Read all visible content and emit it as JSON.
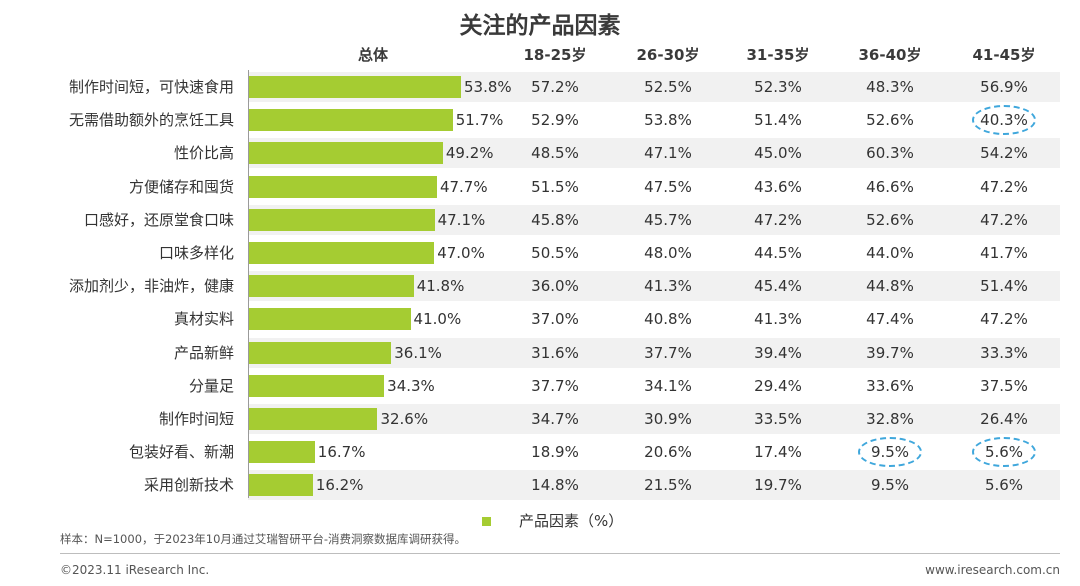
{
  "chart_data": {
    "type": "table",
    "title": "关注的产品因素",
    "columns": [
      "总体",
      "18-25岁",
      "26-30岁",
      "31-35岁",
      "36-40岁",
      "41-45岁"
    ],
    "categories": [
      "制作时间短，可快速食用",
      "无需借助额外的烹饪工具",
      "性价比高",
      "方便储存和囤货",
      "口感好，还原堂食口味",
      "口味多样化",
      "添加剂少，非油炸，健康",
      "真材实料",
      "产品新鲜",
      "分量足",
      "制作时间短",
      "包装好看、新潮",
      "采用创新技术"
    ],
    "series": [
      {
        "name": "总体",
        "values": [
          53.8,
          51.7,
          49.2,
          47.7,
          47.1,
          47.0,
          41.8,
          41.0,
          36.1,
          34.3,
          32.6,
          16.7,
          16.2
        ],
        "labels": [
          "53.8%",
          "51.7%",
          "49.2%",
          "47.7%",
          "47.1%",
          "47.0%",
          "41.8%",
          "41.0%",
          "36.1%",
          "34.3%",
          "32.6%",
          "16.7%",
          "16.2%"
        ]
      },
      {
        "name": "18-25岁",
        "values": [
          "57.2%",
          "52.9%",
          "48.5%",
          "51.5%",
          "45.8%",
          "50.5%",
          "36.0%",
          "37.0%",
          "31.6%",
          "37.7%",
          "34.7%",
          "18.9%",
          "14.8%"
        ]
      },
      {
        "name": "26-30岁",
        "values": [
          "52.5%",
          "53.8%",
          "47.1%",
          "47.5%",
          "45.7%",
          "48.0%",
          "41.3%",
          "40.8%",
          "37.7%",
          "34.1%",
          "30.9%",
          "20.6%",
          "21.5%"
        ]
      },
      {
        "name": "31-35岁",
        "values": [
          "52.3%",
          "51.4%",
          "45.0%",
          "43.6%",
          "47.2%",
          "44.5%",
          "45.4%",
          "41.3%",
          "39.4%",
          "29.4%",
          "33.5%",
          "17.4%",
          "19.7%"
        ]
      },
      {
        "name": "36-40岁",
        "values": [
          "48.3%",
          "52.6%",
          "60.3%",
          "46.6%",
          "52.6%",
          "44.0%",
          "44.8%",
          "47.4%",
          "39.7%",
          "33.6%",
          "32.8%",
          "9.5%",
          "9.5%"
        ]
      },
      {
        "name": "41-45岁",
        "values": [
          "56.9%",
          "40.3%",
          "54.2%",
          "47.2%",
          "47.2%",
          "41.7%",
          "51.4%",
          "47.2%",
          "33.3%",
          "37.5%",
          "26.4%",
          "5.6%",
          "5.6%"
        ]
      }
    ],
    "highlights": [
      {
        "column": 5,
        "row": 1
      },
      {
        "column": 4,
        "row": 11
      },
      {
        "column": 5,
        "row": 11
      }
    ],
    "legend": "产品因素（%）",
    "bar_color": "#a5cc32",
    "highlight_color": "#3fa7dc"
  },
  "footer": {
    "note": "样本：N=1000，于2023年10月通过艾瑞智研平台-消费洞察数据库调研获得。",
    "copyright": "©2023.11 iResearch Inc.",
    "website": "www.iresearch.com.cn"
  }
}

=== EXERCISE DIRECTIONS ===
Without the pictures, write out every entry precisely as it appears.

=== ANSWER ===
Read all visible content and emit it as JSON.
{
  "chart_data": {
    "type": "table",
    "title": "关注的产品因素",
    "columns": [
      "总体",
      "18-25岁",
      "26-30岁",
      "31-35岁",
      "36-40岁",
      "41-45岁"
    ],
    "categories": [
      "制作时间短，可快速食用",
      "无需借助额外的烹饪工具",
      "性价比高",
      "方便储存和囤货",
      "口感好，还原堂食口味",
      "口味多样化",
      "添加剂少，非油炸，健康",
      "真材实料",
      "产品新鲜",
      "分量足",
      "制作时间短",
      "包装好看、新潮",
      "采用创新技术"
    ],
    "series": [
      {
        "name": "总体",
        "values": [
          53.8,
          51.7,
          49.2,
          47.7,
          47.1,
          47.0,
          41.8,
          41.0,
          36.1,
          34.3,
          32.6,
          16.7,
          16.2
        ],
        "labels": [
          "53.8%",
          "51.7%",
          "49.2%",
          "47.7%",
          "47.1%",
          "47.0%",
          "41.8%",
          "41.0%",
          "36.1%",
          "34.3%",
          "32.6%",
          "16.7%",
          "16.2%"
        ]
      },
      {
        "name": "18-25岁",
        "values": [
          "57.2%",
          "52.9%",
          "48.5%",
          "51.5%",
          "45.8%",
          "50.5%",
          "36.0%",
          "37.0%",
          "31.6%",
          "37.7%",
          "34.7%",
          "18.9%",
          "14.8%"
        ]
      },
      {
        "name": "26-30岁",
        "values": [
          "52.5%",
          "53.8%",
          "47.1%",
          "47.5%",
          "45.7%",
          "48.0%",
          "41.3%",
          "40.8%",
          "37.7%",
          "34.1%",
          "30.9%",
          "20.6%",
          "21.5%"
        ]
      },
      {
        "name": "31-35岁",
        "values": [
          "52.3%",
          "51.4%",
          "45.0%",
          "43.6%",
          "47.2%",
          "44.5%",
          "45.4%",
          "41.3%",
          "39.4%",
          "29.4%",
          "33.5%",
          "17.4%",
          "19.7%"
        ]
      },
      {
        "name": "36-40岁",
        "values": [
          "48.3%",
          "52.6%",
          "60.3%",
          "46.6%",
          "52.6%",
          "44.0%",
          "44.8%",
          "47.4%",
          "39.7%",
          "33.6%",
          "32.8%",
          "9.5%",
          "9.5%"
        ]
      },
      {
        "name": "41-45岁",
        "values": [
          "56.9%",
          "40.3%",
          "54.2%",
          "47.2%",
          "47.2%",
          "41.7%",
          "51.4%",
          "47.2%",
          "33.3%",
          "37.5%",
          "26.4%",
          "5.6%",
          "5.6%"
        ]
      }
    ],
    "highlights": [
      {
        "column": 5,
        "row": 1
      },
      {
        "column": 4,
        "row": 11
      },
      {
        "column": 5,
        "row": 11
      }
    ],
    "legend": "产品因素（%）",
    "bar_color": "#a5cc32",
    "highlight_color": "#3fa7dc"
  },
  "footer": {
    "note": "样本：N=1000，于2023年10月通过艾瑞智研平台-消费洞察数据库调研获得。",
    "copyright": "©2023.11 iResearch Inc.",
    "website": "www.iresearch.com.cn"
  }
}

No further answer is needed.